INSTRUCTIONS FOR THE TASK: Repeat every record below exactly, omitting any pictures.

◇ ◇ ◇

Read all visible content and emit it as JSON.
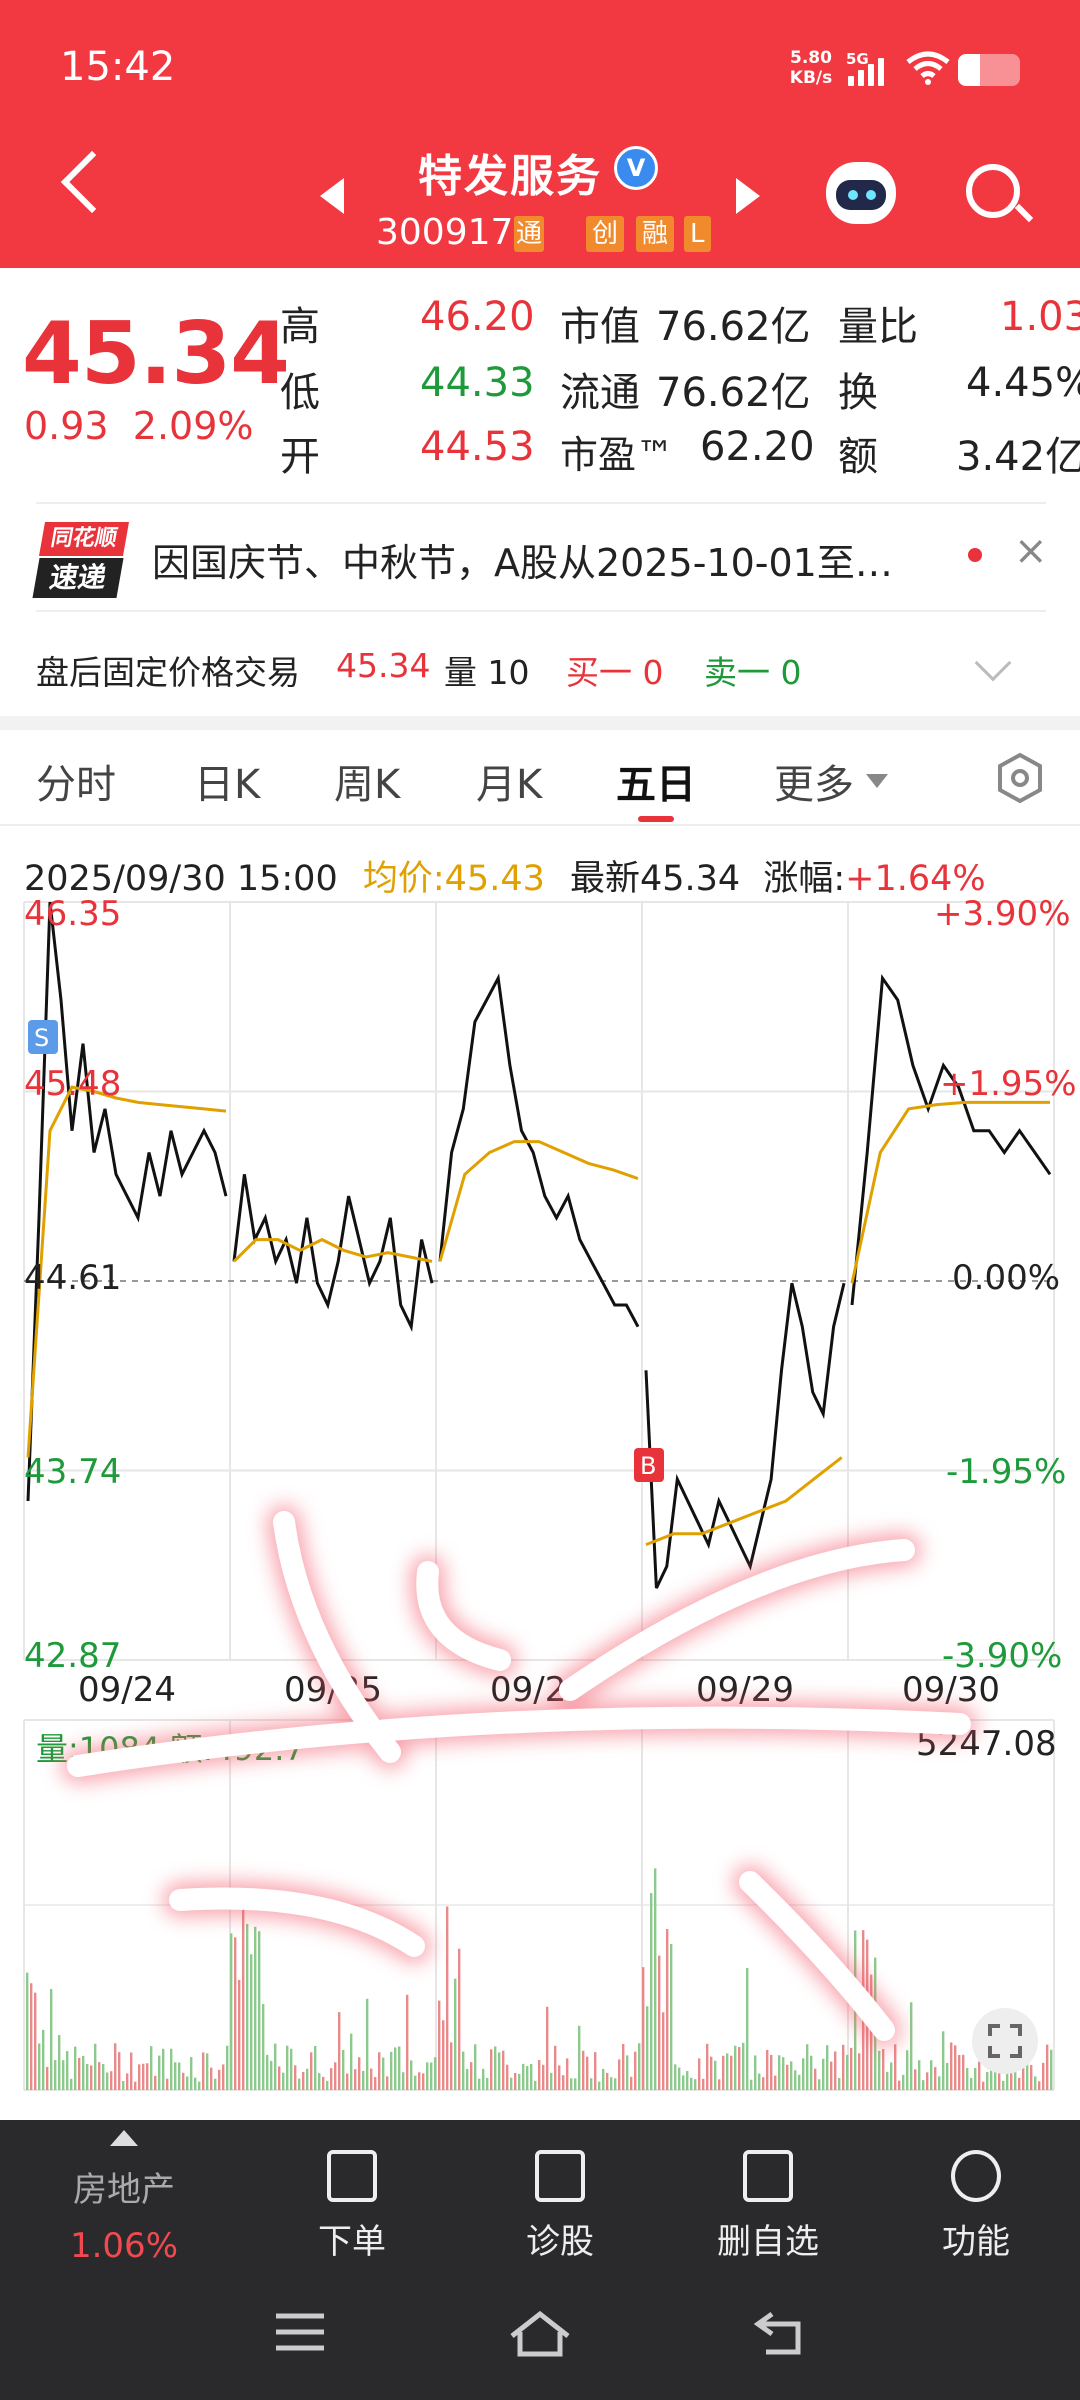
{
  "status_bar": {
    "time": "15:42",
    "net_speed": "5.80",
    "net_unit": "KB/s",
    "network": "5G"
  },
  "header": {
    "stock_name": "特发服务",
    "verified_badge": "V",
    "stock_code": "300917",
    "tag_tong": "通",
    "tags": [
      "创",
      "融",
      "L"
    ]
  },
  "quote": {
    "price": "45.34",
    "change": "0.93",
    "change_pct": "2.09%",
    "high_label": "高",
    "high": "46.20",
    "low_label": "低",
    "low": "44.33",
    "open_label": "开",
    "open": "44.53",
    "mktcap_label": "市值",
    "mktcap": "76.62亿",
    "float_label": "流通",
    "float": "76.62亿",
    "pe_label": "市盈™",
    "pe": "62.20",
    "vol_ratio_label": "量比",
    "vol_ratio": "1.03",
    "turnover_label": "换",
    "turnover": "4.45%",
    "amount_label": "额",
    "amount": "3.42亿"
  },
  "news": {
    "logo_top": "同花顺",
    "logo_bottom": "速递",
    "text": "因国庆节、中秋节，A股从2025-10-01至…",
    "close": "×"
  },
  "after_hours": {
    "label": "盘后固定价格交易",
    "price": "45.34",
    "vol_label": "量",
    "vol": "10",
    "buy_label": "买一",
    "buy": "0",
    "sell_label": "卖一",
    "sell": "0"
  },
  "tabs": [
    "分时",
    "日K",
    "周K",
    "月K",
    "五日",
    "更多"
  ],
  "active_tab": "五日",
  "chart_info": {
    "datetime": "2025/09/30 15:00",
    "avg": "均价:45.43",
    "latest": "最新45.34",
    "change_label": "涨幅:",
    "change": "+1.64%"
  },
  "chart_data": {
    "type": "line",
    "x": [
      "09/24",
      "09/25",
      "09/26",
      "09/29",
      "09/30"
    ],
    "ylim": [
      42.87,
      46.35
    ],
    "y_ticks_left": [
      "46.35",
      "45.48",
      "44.61",
      "43.74",
      "42.87"
    ],
    "y_ticks_right": [
      "+3.90%",
      "+1.95%",
      "0.00%",
      "-1.95%",
      "-3.90%"
    ],
    "baseline": 44.61,
    "date_labels": [
      "09/24",
      "09/25",
      "09/2",
      "09/29",
      "09/30"
    ],
    "price_series": [
      [
        43.6,
        44.9,
        46.35,
        45.9,
        45.3,
        45.7,
        45.2,
        45.4,
        45.1,
        45.0,
        44.9,
        45.2,
        45.0,
        45.3,
        45.1,
        45.2,
        45.3,
        45.2,
        45.0
      ],
      [
        44.7,
        45.1,
        44.8,
        44.9,
        44.7,
        44.8,
        44.6,
        44.9,
        44.6,
        44.5,
        44.7,
        45.0,
        44.8,
        44.6,
        44.7,
        44.9,
        44.5,
        44.4,
        44.8,
        44.6
      ],
      [
        44.7,
        45.2,
        45.4,
        45.8,
        45.9,
        46.0,
        45.6,
        45.3,
        45.2,
        45.0,
        44.9,
        45.0,
        44.8,
        44.7,
        44.6,
        44.5,
        44.5,
        44.4
      ],
      [
        44.2,
        43.2,
        43.3,
        43.7,
        43.6,
        43.5,
        43.4,
        43.6,
        43.5,
        43.4,
        43.3,
        43.5,
        43.7,
        44.2,
        44.6,
        44.4,
        44.1,
        44.0,
        44.4,
        44.6
      ],
      [
        44.5,
        45.2,
        46.0,
        45.9,
        45.6,
        45.4,
        45.6,
        45.5,
        45.3,
        45.3,
        45.2,
        45.3,
        45.2,
        45.1
      ]
    ],
    "avg_series": [
      [
        43.8,
        45.3,
        45.5,
        45.48,
        45.45,
        45.43,
        45.42,
        45.41,
        45.4,
        45.39
      ],
      [
        44.7,
        44.8,
        44.8,
        44.75,
        44.8,
        44.75,
        44.72,
        44.74,
        44.72,
        44.7
      ],
      [
        44.7,
        45.1,
        45.2,
        45.25,
        45.25,
        45.2,
        45.15,
        45.12,
        45.08
      ],
      [
        43.4,
        43.45,
        43.45,
        43.5,
        43.55,
        43.6,
        43.7,
        43.8
      ],
      [
        44.6,
        45.2,
        45.4,
        45.42,
        45.43,
        45.43,
        45.43,
        45.43
      ]
    ],
    "vol_max": "5247.08",
    "vol_label": "量:1084 额:492.7",
    "markers": [
      "S",
      "B"
    ]
  },
  "bottom_bar": {
    "sector_name": "房地产",
    "sector_change": "1.06%",
    "items": [
      "下单",
      "诊股",
      "删自选",
      "功能"
    ]
  },
  "colors": {
    "brand_red": "#f23841",
    "up": "#e8333a",
    "down": "#1e9a3a",
    "avg_line": "#e0a100"
  }
}
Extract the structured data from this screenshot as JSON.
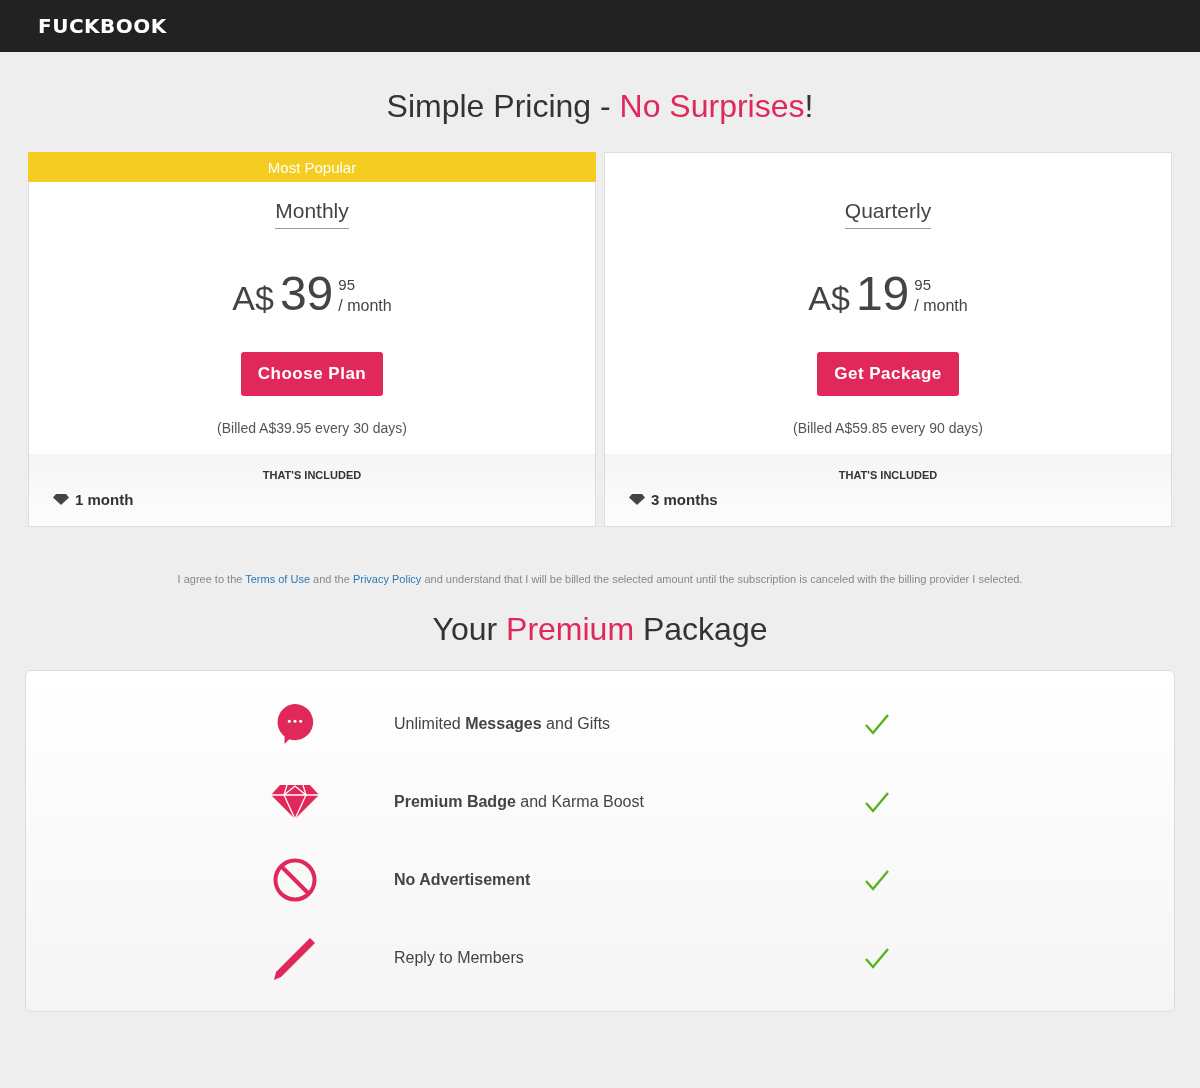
{
  "header": {
    "logo": "FUCKBOOK"
  },
  "title": {
    "before": "Simple Pricing - ",
    "accent": "No Surprises",
    "after": "!"
  },
  "plans": [
    {
      "badge": "Most Popular",
      "name": "Monthly",
      "currency": "A$",
      "whole": "39",
      "cents": "95",
      "period": "/ month",
      "button": "Choose Plan",
      "billing": "(Billed A$39.95 every 30 days)",
      "included_label": "THAT'S INCLUDED",
      "included": "1 month"
    },
    {
      "name": "Quarterly",
      "currency": "A$",
      "whole": "19",
      "cents": "95",
      "period": "/ month",
      "button": "Get Package",
      "billing": "(Billed A$59.85 every 90 days)",
      "included_label": "THAT'S INCLUDED",
      "included": "3 months"
    }
  ],
  "terms": [
    {
      "kind": "text",
      "text": "I agree to the"
    },
    {
      "kind": "link",
      "text": "Terms of Use"
    },
    {
      "kind": "text",
      "text": "and the"
    },
    {
      "kind": "link",
      "text": "Privacy Policy"
    },
    {
      "kind": "text",
      "text": "and understand that I will be billed the selected amount until the subscription is canceled with the billing provider I selected."
    }
  ],
  "package_title": {
    "before": "Your ",
    "accent": "Premium",
    "after": " Package"
  },
  "features": [
    {
      "kind": "message",
      "text": "Unlimited **Messages** and Gifts",
      "included": true
    },
    {
      "kind": "gem",
      "text": "**Premium Badge** and Karma Boost",
      "included": true
    },
    {
      "kind": "no-ads",
      "text": "**No Advertisement**",
      "included": true
    },
    {
      "kind": "pencil",
      "text": "Reply to Members",
      "included": true
    }
  ]
}
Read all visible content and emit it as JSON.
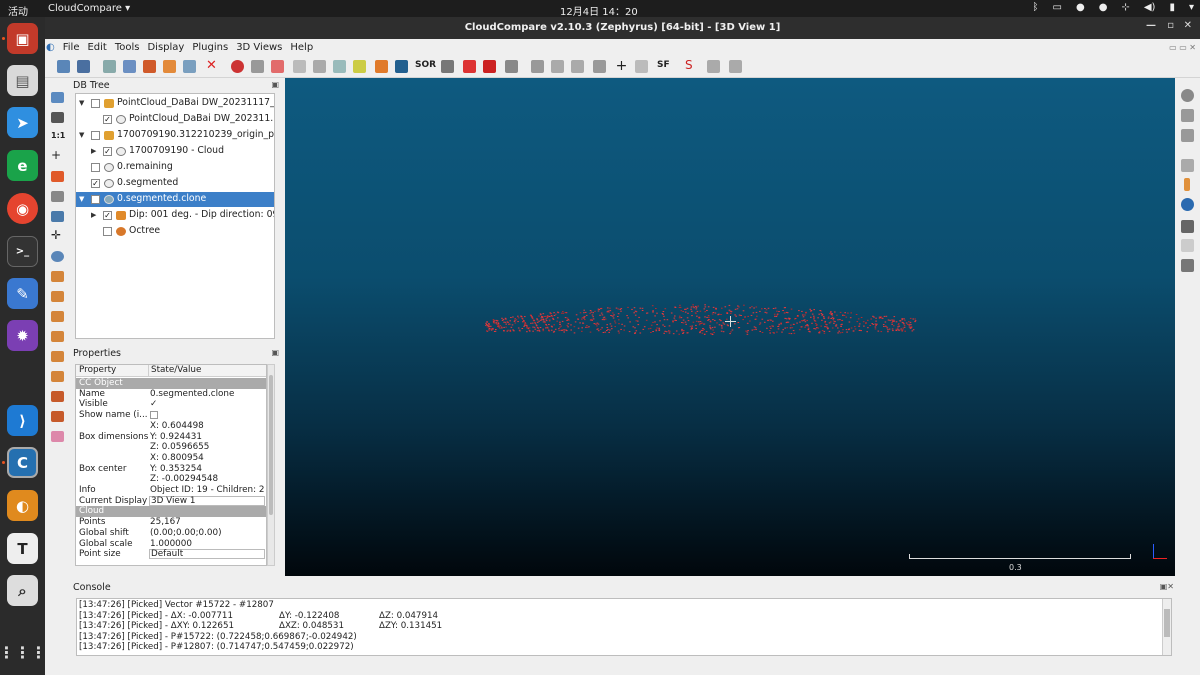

◇ ◇ ◇

THE REPLY:
Read all visible content and emit it as JSON.
{
  "status_bar": {
    "time": "15:42",
    "net_speed": "5.80",
    "net_unit": "KB/s",
    "network": "5G"
  },
  "header": {
    "stock_name": "特发服务",
    "verified_badge": "V",
    "stock_code": "300917",
    "tag_tong": "通",
    "tags": [
      "创",
      "融",
      "L"
    ]
  },
  "quote": {
    "price": "45.34",
    "change": "0.93",
    "change_pct": "2.09%",
    "high_label": "高",
    "high": "46.20",
    "low_label": "低",
    "low": "44.33",
    "open_label": "开",
    "open": "44.53",
    "mktcap_label": "市值",
    "mktcap": "76.62亿",
    "float_label": "流通",
    "float": "76.62亿",
    "pe_label": "市盈™",
    "pe": "62.20",
    "vol_ratio_label": "量比",
    "vol_ratio": "1.03",
    "turnover_label": "换",
    "turnover": "4.45%",
    "amount_label": "额",
    "amount": "3.42亿"
  },
  "news": {
    "logo_top": "同花顺",
    "logo_bottom": "速递",
    "text": "因国庆节、中秋节，A股从2025-10-01至…",
    "close": "×"
  },
  "after_hours": {
    "label": "盘后固定价格交易",
    "price": "45.34",
    "vol_label": "量",
    "vol": "10",
    "buy_label": "买一",
    "buy": "0",
    "sell_label": "卖一",
    "sell": "0"
  },
  "tabs": [
    "分时",
    "日K",
    "周K",
    "月K",
    "五日",
    "更多"
  ],
  "active_tab": "五日",
  "chart_info": {
    "datetime": "2025/09/30 15:00",
    "avg": "均价:45.43",
    "latest": "最新45.34",
    "change_label": "涨幅:",
    "change": "+1.64%"
  },
  "chart_data": {
    "type": "line",
    "x": [
      "09/24",
      "09/25",
      "09/26",
      "09/29",
      "09/30"
    ],
    "ylim": [
      42.87,
      46.35
    ],
    "y_ticks_left": [
      "46.35",
      "45.48",
      "44.61",
      "43.74",
      "42.87"
    ],
    "y_ticks_right": [
      "+3.90%",
      "+1.95%",
      "0.00%",
      "-1.95%",
      "-3.90%"
    ],
    "baseline": 44.61,
    "date_labels": [
      "09/24",
      "09/25",
      "09/2",
      "09/29",
      "09/30"
    ],
    "price_series": [
      [
        43.6,
        44.9,
        46.35,
        45.9,
        45.3,
        45.7,
        45.2,
        45.4,
        45.1,
        45.0,
        44.9,
        45.2,
        45.0,
        45.3,
        45.1,
        45.2,
        45.3,
        45.2,
        45.0
      ],
      [
        44.7,
        45.1,
        44.8,
        44.9,
        44.7,
        44.8,
        44.6,
        44.9,
        44.6,
        44.5,
        44.7,
        45.0,
        44.8,
        44.6,
        44.7,
        44.9,
        44.5,
        44.4,
        44.8,
        44.6
      ],
      [
        44.7,
        45.2,
        45.4,
        45.8,
        45.9,
        46.0,
        45.6,
        45.3,
        45.2,
        45.0,
        44.9,
        45.0,
        44.8,
        44.7,
        44.6,
        44.5,
        44.5,
        44.4
      ],
      [
        44.2,
        43.2,
        43.3,
        43.7,
        43.6,
        43.5,
        43.4,
        43.6,
        43.5,
        43.4,
        43.3,
        43.5,
        43.7,
        44.2,
        44.6,
        44.4,
        44.1,
        44.0,
        44.4,
        44.6
      ],
      [
        44.5,
        45.2,
        46.0,
        45.9,
        45.6,
        45.4,
        45.6,
        45.5,
        45.3,
        45.3,
        45.2,
        45.3,
        45.2,
        45.1
      ]
    ],
    "avg_series": [
      [
        43.8,
        45.3,
        45.5,
        45.48,
        45.45,
        45.43,
        45.42,
        45.41,
        45.4,
        45.39
      ],
      [
        44.7,
        44.8,
        44.8,
        44.75,
        44.8,
        44.75,
        44.72,
        44.74,
        44.72,
        44.7
      ],
      [
        44.7,
        45.1,
        45.2,
        45.25,
        45.25,
        45.2,
        45.15,
        45.12,
        45.08
      ],
      [
        43.4,
        43.45,
        43.45,
        43.5,
        43.55,
        43.6,
        43.7,
        43.8
      ],
      [
        44.6,
        45.2,
        45.4,
        45.42,
        45.43,
        45.43,
        45.43,
        45.43
      ]
    ],
    "vol_max": "5247.08",
    "vol_label": "量:1084 额:492.7",
    "markers": [
      "S",
      "B"
    ]
  },
  "bottom_bar": {
    "sector_name": "房地产",
    "sector_change": "1.06%",
    "items": [
      "下单",
      "诊股",
      "删自选",
      "功能"
    ]
  },
  "colors": {
    "brand_red": "#f23841",
    "up": "#e8333a",
    "down": "#1e9a3a",
    "avg_line": "#e0a100"
  }
}
Extract the structured data from this screenshot as JSON.
{
  "header": {
    "logo": "FUCKBOOK"
  },
  "title": {
    "before": "Simple Pricing - ",
    "accent": "No Surprises",
    "after": "!"
  },
  "plans": [
    {
      "badge": "Most Popular",
      "name": "Monthly",
      "currency": "A$",
      "whole": "39",
      "cents": "95",
      "period": "/ month",
      "button": "Choose Plan",
      "billing": "(Billed A$39.95 every 30 days)",
      "included_label": "THAT'S INCLUDED",
      "included": "1 month"
    },
    {
      "name": "Quarterly",
      "currency": "A$",
      "whole": "19",
      "cents": "95",
      "period": "/ month",
      "button": "Get Package",
      "billing": "(Billed A$59.85 every 90 days)",
      "included_label": "THAT'S INCLUDED",
      "included": "3 months"
    }
  ],
  "terms": [
    {
      "kind": "text",
      "text": "I agree to the"
    },
    {
      "kind": "link",
      "text": "Terms of Use"
    },
    {
      "kind": "text",
      "text": "and the"
    },
    {
      "kind": "link",
      "text": "Privacy Policy"
    },
    {
      "kind": "text",
      "text": "and understand that I will be billed the selected amount until the subscription is canceled with the billing provider I selected."
    }
  ],
  "package_title": {
    "before": "Your ",
    "accent": "Premium",
    "after": " Package"
  },
  "features": [
    {
      "kind": "message",
      "text": "Unlimited **Messages** and Gifts",
      "included": true
    },
    {
      "kind": "gem",
      "text": "**Premium Badge** and Karma Boost",
      "included": true
    },
    {
      "kind": "no-ads",
      "text": "**No Advertisement**",
      "included": true
    },
    {
      "kind": "pencil",
      "text": "Reply to Members",
      "included": true
    }
  ]
}
Read all visible content and emit it as JSON.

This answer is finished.